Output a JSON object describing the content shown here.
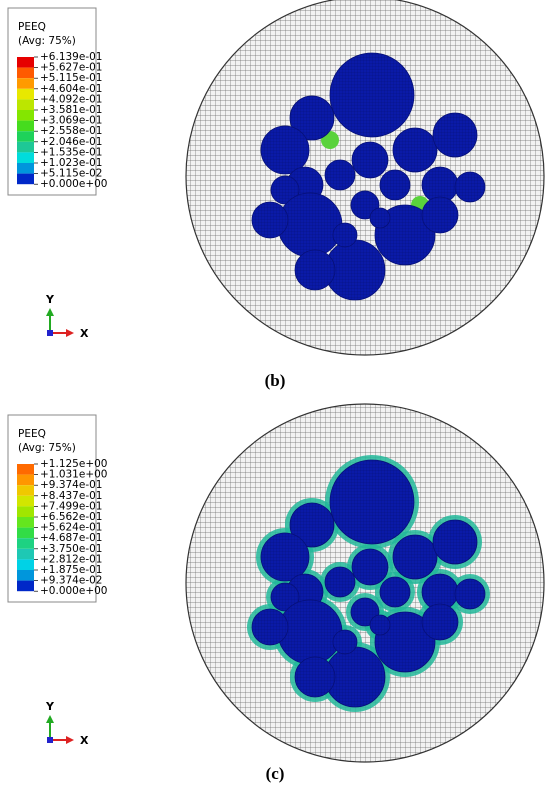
{
  "panels": [
    {
      "legend": {
        "title": "PEEQ",
        "subtitle": "(Avg: 75%)",
        "labels": [
          "+6.139e-01",
          "+5.627e-01",
          "+5.115e-01",
          "+4.604e-01",
          "+4.092e-01",
          "+3.581e-01",
          "+3.069e-01",
          "+2.558e-01",
          "+2.046e-01",
          "+1.535e-01",
          "+1.023e-01",
          "+5.115e-02",
          "+0.000e+00"
        ]
      },
      "axes": {
        "y": "Y",
        "x": "X"
      },
      "caption": "(b)"
    },
    {
      "legend": {
        "title": "PEEQ",
        "subtitle": "(Avg: 75%)",
        "labels": [
          "+1.125e+00",
          "+1.031e+00",
          "+9.374e-01",
          "+8.437e-01",
          "+7.499e-01",
          "+6.562e-01",
          "+5.624e-01",
          "+4.687e-01",
          "+3.750e-01",
          "+2.812e-01",
          "+1.875e-01",
          "+9.374e-02",
          "+0.000e+00"
        ]
      },
      "axes": {
        "y": "Y",
        "x": "X"
      },
      "caption": "(c)"
    }
  ]
}
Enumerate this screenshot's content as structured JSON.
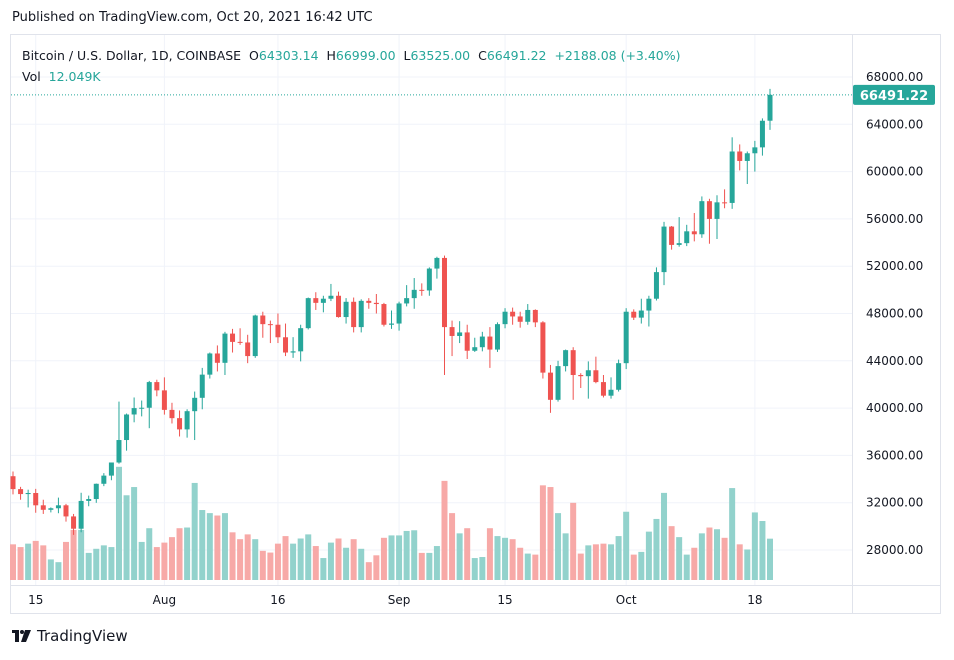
{
  "header": {
    "published": "Published on TradingView.com, Oct 20, 2021 16:42 UTC"
  },
  "legend": {
    "symbol": "Bitcoin / U.S. Dollar, 1D, COINBASE",
    "o_label": "O",
    "o": "64303.14",
    "h_label": "H",
    "h": "66999.00",
    "l_label": "L",
    "l": "63525.00",
    "c_label": "C",
    "c": "66491.22",
    "change": "+2188.08 (+3.40%)",
    "vol_label": "Vol",
    "vol": "12.049K"
  },
  "footer": {
    "brand": "TradingView"
  },
  "colors": {
    "up": "#26a69a",
    "down": "#ef5350",
    "up_volume": "#92d2cc",
    "down_volume": "#f7a9a7"
  },
  "chart_data": {
    "type": "candlestick",
    "title": "Bitcoin / U.S. Dollar, 1D, COINBASE",
    "price_axis_ticks": [
      "68000.00",
      "64000.00",
      "60000.00",
      "56000.00",
      "52000.00",
      "48000.00",
      "44000.00",
      "40000.00",
      "36000.00",
      "32000.00",
      "28000.00"
    ],
    "time_axis_ticks": [
      {
        "label": "15",
        "date": "2021-07-15"
      },
      {
        "label": "Aug",
        "date": "2021-08-01"
      },
      {
        "label": "16",
        "date": "2021-08-16"
      },
      {
        "label": "Sep",
        "date": "2021-09-01"
      },
      {
        "label": "15",
        "date": "2021-09-15"
      },
      {
        "label": "Oct",
        "date": "2021-10-01"
      },
      {
        "label": "18",
        "date": "2021-10-18"
      }
    ],
    "last_price_label": "66491.22",
    "ylim": [
      26000,
      70000
    ],
    "volume_unit": "K",
    "columns": [
      "date",
      "open",
      "high",
      "low",
      "close",
      "volume"
    ],
    "candles": [
      [
        "2021-07-12",
        34240,
        34640,
        32700,
        33150,
        10.4
      ],
      [
        "2021-07-13",
        33150,
        33340,
        32250,
        32730,
        9.6
      ],
      [
        "2021-07-14",
        32730,
        33100,
        31600,
        32820,
        10.6
      ],
      [
        "2021-07-15",
        32820,
        33170,
        31150,
        31780,
        11.4
      ],
      [
        "2021-07-16",
        31780,
        32250,
        31050,
        31400,
        10.1
      ],
      [
        "2021-07-17",
        31400,
        31600,
        31180,
        31530,
        6.0
      ],
      [
        "2021-07-18",
        31530,
        32430,
        31110,
        31780,
        5.2
      ],
      [
        "2021-07-19",
        31780,
        31900,
        30400,
        30840,
        11.1
      ],
      [
        "2021-07-20",
        30840,
        31050,
        29280,
        29800,
        14.6
      ],
      [
        "2021-07-21",
        29800,
        32840,
        29500,
        32150,
        14.6
      ],
      [
        "2021-07-22",
        32150,
        32600,
        31700,
        32310,
        7.9
      ],
      [
        "2021-07-23",
        32310,
        33620,
        31990,
        33600,
        9.1
      ],
      [
        "2021-07-24",
        33600,
        34500,
        33400,
        34290,
        10.1
      ],
      [
        "2021-07-25",
        34290,
        35400,
        33900,
        35400,
        9.6
      ],
      [
        "2021-07-26",
        35400,
        40550,
        35300,
        37300,
        33.0
      ],
      [
        "2021-07-27",
        37300,
        39540,
        36400,
        39460,
        24.7
      ],
      [
        "2021-07-28",
        39460,
        40900,
        38800,
        40000,
        27.1
      ],
      [
        "2021-07-29",
        40000,
        40640,
        39300,
        40030,
        11.1
      ],
      [
        "2021-07-30",
        40030,
        42300,
        38300,
        42200,
        15.1
      ],
      [
        "2021-07-31",
        42200,
        42400,
        41000,
        41500,
        9.6
      ],
      [
        "2021-08-01",
        41500,
        42600,
        39450,
        39850,
        10.9
      ],
      [
        "2021-08-02",
        39850,
        40450,
        38700,
        39150,
        12.5
      ],
      [
        "2021-08-03",
        39150,
        39800,
        37600,
        38200,
        15.1
      ],
      [
        "2021-08-04",
        38200,
        39900,
        37500,
        39740,
        15.3
      ],
      [
        "2021-08-05",
        39740,
        41400,
        37300,
        40870,
        28.3
      ],
      [
        "2021-08-06",
        40870,
        43400,
        39900,
        42830,
        20.4
      ],
      [
        "2021-08-07",
        42830,
        44700,
        42500,
        44620,
        19.5
      ],
      [
        "2021-08-08",
        44620,
        45300,
        43100,
        43830,
        18.8
      ],
      [
        "2021-08-09",
        43830,
        46450,
        42800,
        46300,
        19.5
      ],
      [
        "2021-08-10",
        46300,
        46700,
        44700,
        45600,
        13.9
      ],
      [
        "2021-08-11",
        45600,
        46750,
        45350,
        45550,
        11.9
      ],
      [
        "2021-08-12",
        45550,
        46200,
        43800,
        44400,
        13.3
      ],
      [
        "2021-08-13",
        44400,
        47900,
        44250,
        47830,
        11.9
      ],
      [
        "2021-08-14",
        47830,
        48150,
        45950,
        47100,
        8.5
      ],
      [
        "2021-08-15",
        47100,
        47400,
        45500,
        47050,
        8.0
      ],
      [
        "2021-08-16",
        47050,
        48000,
        45500,
        45990,
        10.6
      ],
      [
        "2021-08-17",
        45990,
        47150,
        44400,
        44700,
        12.8
      ],
      [
        "2021-08-18",
        44700,
        46000,
        44250,
        44800,
        10.6
      ],
      [
        "2021-08-19",
        44800,
        47050,
        43950,
        46760,
        12.1
      ],
      [
        "2021-08-20",
        46760,
        49350,
        46650,
        49300,
        13.3
      ],
      [
        "2021-08-21",
        49300,
        49800,
        48300,
        48900,
        9.9
      ],
      [
        "2021-08-22",
        48900,
        49500,
        48100,
        49250,
        6.4
      ],
      [
        "2021-08-23",
        49250,
        50500,
        49050,
        49500,
        10.9
      ],
      [
        "2021-08-24",
        49500,
        49850,
        47650,
        47700,
        12.1
      ],
      [
        "2021-08-25",
        47700,
        49300,
        47150,
        48990,
        9.4
      ],
      [
        "2021-08-26",
        48990,
        49350,
        46400,
        46850,
        11.9
      ],
      [
        "2021-08-27",
        46850,
        49200,
        46400,
        49070,
        9.1
      ],
      [
        "2021-08-28",
        49070,
        49300,
        48400,
        48900,
        5.2
      ],
      [
        "2021-08-29",
        48900,
        49650,
        48000,
        48800,
        7.2
      ],
      [
        "2021-08-30",
        48800,
        48900,
        46900,
        47050,
        12.3
      ],
      [
        "2021-08-31",
        47050,
        48250,
        46700,
        47150,
        13.0
      ],
      [
        "2021-09-01",
        47150,
        49000,
        46550,
        48850,
        13.0
      ],
      [
        "2021-09-02",
        48850,
        50400,
        48600,
        49300,
        14.3
      ],
      [
        "2021-09-03",
        49300,
        51000,
        48400,
        50000,
        14.5
      ],
      [
        "2021-09-04",
        50000,
        50550,
        49500,
        49950,
        7.9
      ],
      [
        "2021-09-05",
        49950,
        51900,
        49500,
        51800,
        7.9
      ],
      [
        "2021-09-06",
        51800,
        52800,
        50950,
        52700,
        9.9
      ],
      [
        "2021-09-07",
        52700,
        52900,
        42800,
        46850,
        28.9
      ],
      [
        "2021-09-08",
        46850,
        47400,
        44400,
        46100,
        19.5
      ],
      [
        "2021-09-09",
        46100,
        47350,
        45500,
        46400,
        13.6
      ],
      [
        "2021-09-10",
        46400,
        47050,
        44150,
        44850,
        15.1
      ],
      [
        "2021-09-11",
        44850,
        45950,
        44750,
        45150,
        6.4
      ],
      [
        "2021-09-12",
        45150,
        46450,
        44800,
        46050,
        6.7
      ],
      [
        "2021-09-13",
        46050,
        46850,
        43400,
        44950,
        15.1
      ],
      [
        "2021-09-14",
        44950,
        47250,
        44750,
        47100,
        12.8
      ],
      [
        "2021-09-15",
        47100,
        48450,
        46750,
        48150,
        12.3
      ],
      [
        "2021-09-16",
        48150,
        48500,
        47050,
        47750,
        11.9
      ],
      [
        "2021-09-17",
        47750,
        48150,
        46800,
        47300,
        9.4
      ],
      [
        "2021-09-18",
        47300,
        48800,
        47050,
        48300,
        7.7
      ],
      [
        "2021-09-19",
        48300,
        48350,
        46850,
        47250,
        7.4
      ],
      [
        "2021-09-20",
        47250,
        47350,
        42500,
        43000,
        27.6
      ],
      [
        "2021-09-21",
        43000,
        43650,
        39600,
        40700,
        27.1
      ],
      [
        "2021-09-22",
        40700,
        44000,
        40550,
        43550,
        19.5
      ],
      [
        "2021-09-23",
        43550,
        44950,
        43100,
        44900,
        13.6
      ],
      [
        "2021-09-24",
        44900,
        45150,
        40700,
        42800,
        22.5
      ],
      [
        "2021-09-25",
        42800,
        42950,
        41700,
        42700,
        7.7
      ],
      [
        "2021-09-26",
        42700,
        43950,
        40800,
        43200,
        10.1
      ],
      [
        "2021-09-27",
        43200,
        44350,
        42100,
        42200,
        10.4
      ],
      [
        "2021-09-28",
        42200,
        42800,
        40900,
        41050,
        10.6
      ],
      [
        "2021-09-29",
        41050,
        42600,
        40800,
        41550,
        10.4
      ],
      [
        "2021-09-30",
        41550,
        44100,
        41400,
        43800,
        12.8
      ],
      [
        "2021-10-01",
        43800,
        48450,
        43300,
        48150,
        19.9
      ],
      [
        "2021-10-02",
        48150,
        48350,
        47450,
        47650,
        7.4
      ],
      [
        "2021-10-03",
        47650,
        49250,
        47150,
        48250,
        8.2
      ],
      [
        "2021-10-04",
        48250,
        49500,
        46900,
        49250,
        14.1
      ],
      [
        "2021-10-05",
        49250,
        51900,
        49100,
        51500,
        17.8
      ],
      [
        "2021-10-06",
        51500,
        55750,
        50400,
        55350,
        25.4
      ],
      [
        "2021-10-07",
        55350,
        55400,
        53400,
        53800,
        15.7
      ],
      [
        "2021-10-08",
        53800,
        56150,
        53650,
        53950,
        12.5
      ],
      [
        "2021-10-09",
        53950,
        55500,
        53700,
        54950,
        7.4
      ],
      [
        "2021-10-10",
        54950,
        56500,
        54100,
        54700,
        9.4
      ],
      [
        "2021-10-11",
        54700,
        57900,
        54400,
        57500,
        13.6
      ],
      [
        "2021-10-12",
        57500,
        57700,
        53900,
        56000,
        15.3
      ],
      [
        "2021-10-13",
        56000,
        58000,
        54300,
        57400,
        14.8
      ],
      [
        "2021-10-14",
        57400,
        58500,
        56900,
        57350,
        12.3
      ],
      [
        "2021-10-15",
        57350,
        62900,
        56850,
        61700,
        26.8
      ],
      [
        "2021-10-16",
        61700,
        62300,
        60100,
        60900,
        10.4
      ],
      [
        "2021-10-17",
        60900,
        61700,
        58950,
        61550,
        8.9
      ],
      [
        "2021-10-18",
        61550,
        62600,
        60000,
        62050,
        19.7
      ],
      [
        "2021-10-19",
        62050,
        64500,
        61350,
        64300,
        17.2
      ],
      [
        "2021-10-20",
        64303.14,
        66999.0,
        63525.0,
        66491.22,
        12.049
      ]
    ]
  }
}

== == ==

(Given problem) Which lines contain the word "Dollar"? Return each of them.

(Solution to the problem)
    "symbol": "Bitcoin / U.S. Dollar, 1D, COINBASE",
    "title": "Bitcoin / U.S. Dollar, 1D, COINBASE",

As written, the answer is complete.